##### EXERCISE INPUTS

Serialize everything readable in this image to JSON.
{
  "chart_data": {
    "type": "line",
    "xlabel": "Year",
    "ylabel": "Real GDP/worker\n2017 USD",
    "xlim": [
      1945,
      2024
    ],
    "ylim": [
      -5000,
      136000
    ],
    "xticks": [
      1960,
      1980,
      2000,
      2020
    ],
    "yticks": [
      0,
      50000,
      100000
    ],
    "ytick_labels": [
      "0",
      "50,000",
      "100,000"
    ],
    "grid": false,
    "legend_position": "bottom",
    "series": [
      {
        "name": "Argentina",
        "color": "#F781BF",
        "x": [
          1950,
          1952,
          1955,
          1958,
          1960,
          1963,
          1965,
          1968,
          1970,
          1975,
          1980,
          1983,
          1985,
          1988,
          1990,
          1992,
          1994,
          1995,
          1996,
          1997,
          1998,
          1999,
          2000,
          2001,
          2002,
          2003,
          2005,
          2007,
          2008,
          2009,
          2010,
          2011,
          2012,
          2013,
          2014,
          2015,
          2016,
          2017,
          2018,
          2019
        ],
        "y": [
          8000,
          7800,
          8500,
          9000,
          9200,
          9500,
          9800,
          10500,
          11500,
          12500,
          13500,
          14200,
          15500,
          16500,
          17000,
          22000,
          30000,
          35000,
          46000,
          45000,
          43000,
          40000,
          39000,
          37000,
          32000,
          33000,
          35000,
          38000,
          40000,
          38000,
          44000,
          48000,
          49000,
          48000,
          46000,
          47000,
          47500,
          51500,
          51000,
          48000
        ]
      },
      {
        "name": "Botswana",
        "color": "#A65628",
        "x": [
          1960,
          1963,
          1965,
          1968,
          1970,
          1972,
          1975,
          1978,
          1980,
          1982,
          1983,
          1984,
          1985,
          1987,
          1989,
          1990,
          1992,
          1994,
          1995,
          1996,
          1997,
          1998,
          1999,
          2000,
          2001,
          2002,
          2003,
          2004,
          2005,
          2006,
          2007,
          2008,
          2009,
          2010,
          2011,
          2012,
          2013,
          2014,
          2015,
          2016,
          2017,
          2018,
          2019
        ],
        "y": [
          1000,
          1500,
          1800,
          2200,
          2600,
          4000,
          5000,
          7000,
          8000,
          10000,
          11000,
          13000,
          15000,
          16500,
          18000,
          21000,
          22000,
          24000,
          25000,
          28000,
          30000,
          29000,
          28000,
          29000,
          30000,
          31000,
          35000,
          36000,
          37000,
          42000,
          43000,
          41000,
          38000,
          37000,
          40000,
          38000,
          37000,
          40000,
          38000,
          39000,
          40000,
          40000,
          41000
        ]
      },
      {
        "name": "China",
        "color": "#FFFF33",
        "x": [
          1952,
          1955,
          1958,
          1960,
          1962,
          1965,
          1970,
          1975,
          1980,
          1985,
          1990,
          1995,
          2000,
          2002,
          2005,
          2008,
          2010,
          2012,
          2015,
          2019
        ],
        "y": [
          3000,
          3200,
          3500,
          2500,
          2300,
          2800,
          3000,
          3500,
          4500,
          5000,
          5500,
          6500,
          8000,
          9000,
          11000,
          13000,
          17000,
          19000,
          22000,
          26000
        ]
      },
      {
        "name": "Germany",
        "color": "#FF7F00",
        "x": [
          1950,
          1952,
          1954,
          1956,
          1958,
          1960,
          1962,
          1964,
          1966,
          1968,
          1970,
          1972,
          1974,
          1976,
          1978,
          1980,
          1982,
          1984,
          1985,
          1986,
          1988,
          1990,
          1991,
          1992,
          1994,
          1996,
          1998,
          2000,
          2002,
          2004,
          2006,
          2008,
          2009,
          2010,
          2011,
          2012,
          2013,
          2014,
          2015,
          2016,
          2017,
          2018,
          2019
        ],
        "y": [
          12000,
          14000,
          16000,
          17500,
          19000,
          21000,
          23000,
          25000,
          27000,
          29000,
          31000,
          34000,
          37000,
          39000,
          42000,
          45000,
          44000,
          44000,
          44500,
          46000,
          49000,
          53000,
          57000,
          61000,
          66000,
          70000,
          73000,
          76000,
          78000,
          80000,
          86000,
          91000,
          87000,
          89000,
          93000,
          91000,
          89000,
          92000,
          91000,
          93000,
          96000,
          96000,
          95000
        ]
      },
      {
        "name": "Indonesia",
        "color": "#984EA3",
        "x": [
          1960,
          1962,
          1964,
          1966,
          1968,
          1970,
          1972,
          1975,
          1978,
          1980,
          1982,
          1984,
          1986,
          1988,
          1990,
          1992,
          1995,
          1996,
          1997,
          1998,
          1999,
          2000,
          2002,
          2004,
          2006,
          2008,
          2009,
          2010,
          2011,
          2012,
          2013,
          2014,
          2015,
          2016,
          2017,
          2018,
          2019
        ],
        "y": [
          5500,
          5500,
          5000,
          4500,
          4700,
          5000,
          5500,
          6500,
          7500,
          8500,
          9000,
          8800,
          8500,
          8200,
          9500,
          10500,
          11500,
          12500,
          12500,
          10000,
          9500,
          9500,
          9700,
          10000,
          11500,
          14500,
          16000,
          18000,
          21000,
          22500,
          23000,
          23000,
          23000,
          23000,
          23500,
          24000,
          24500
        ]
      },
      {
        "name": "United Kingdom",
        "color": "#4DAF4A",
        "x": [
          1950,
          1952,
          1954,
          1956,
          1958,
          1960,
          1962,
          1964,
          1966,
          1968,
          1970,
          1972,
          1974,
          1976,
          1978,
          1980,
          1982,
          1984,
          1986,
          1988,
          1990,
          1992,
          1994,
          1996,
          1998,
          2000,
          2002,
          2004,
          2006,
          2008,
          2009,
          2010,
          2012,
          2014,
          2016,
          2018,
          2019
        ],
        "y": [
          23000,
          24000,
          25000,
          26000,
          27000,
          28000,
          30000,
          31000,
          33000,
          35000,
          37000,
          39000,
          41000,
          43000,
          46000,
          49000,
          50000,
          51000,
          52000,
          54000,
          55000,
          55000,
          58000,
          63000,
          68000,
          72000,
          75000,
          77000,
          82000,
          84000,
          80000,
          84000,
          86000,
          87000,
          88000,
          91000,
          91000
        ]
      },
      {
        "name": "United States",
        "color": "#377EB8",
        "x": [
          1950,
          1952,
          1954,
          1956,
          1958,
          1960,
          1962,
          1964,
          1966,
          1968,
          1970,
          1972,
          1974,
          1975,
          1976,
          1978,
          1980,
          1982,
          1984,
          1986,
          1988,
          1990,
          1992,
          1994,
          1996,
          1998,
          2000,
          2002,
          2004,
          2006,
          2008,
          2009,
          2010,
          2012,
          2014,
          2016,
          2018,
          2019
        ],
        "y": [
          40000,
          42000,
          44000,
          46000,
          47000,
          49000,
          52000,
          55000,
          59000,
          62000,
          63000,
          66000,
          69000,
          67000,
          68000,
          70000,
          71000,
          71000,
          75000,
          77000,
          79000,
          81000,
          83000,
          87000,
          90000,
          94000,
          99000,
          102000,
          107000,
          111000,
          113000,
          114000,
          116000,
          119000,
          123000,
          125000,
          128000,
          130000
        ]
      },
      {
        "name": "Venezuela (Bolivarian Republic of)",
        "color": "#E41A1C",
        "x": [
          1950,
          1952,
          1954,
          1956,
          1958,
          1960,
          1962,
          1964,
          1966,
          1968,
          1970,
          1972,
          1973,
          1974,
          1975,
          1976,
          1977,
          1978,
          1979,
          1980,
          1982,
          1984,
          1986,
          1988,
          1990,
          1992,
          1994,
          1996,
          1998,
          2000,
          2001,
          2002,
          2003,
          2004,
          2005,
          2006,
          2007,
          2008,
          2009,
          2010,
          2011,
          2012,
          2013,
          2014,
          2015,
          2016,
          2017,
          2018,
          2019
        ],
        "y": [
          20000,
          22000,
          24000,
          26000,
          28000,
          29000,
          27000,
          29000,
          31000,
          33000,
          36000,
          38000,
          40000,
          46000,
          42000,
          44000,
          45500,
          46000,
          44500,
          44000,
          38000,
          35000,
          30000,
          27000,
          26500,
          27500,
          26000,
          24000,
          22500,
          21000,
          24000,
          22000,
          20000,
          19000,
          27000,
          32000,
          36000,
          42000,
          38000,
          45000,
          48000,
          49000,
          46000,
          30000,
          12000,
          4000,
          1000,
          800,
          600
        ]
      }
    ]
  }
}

##########

§ **SET PROBLEM**: Working from the listing above, pick out every line that has "United" and copy it.

§ **SOLUTION TO THE EXERCISE**:
        "name": "United Kingdom",
        "name": "United States",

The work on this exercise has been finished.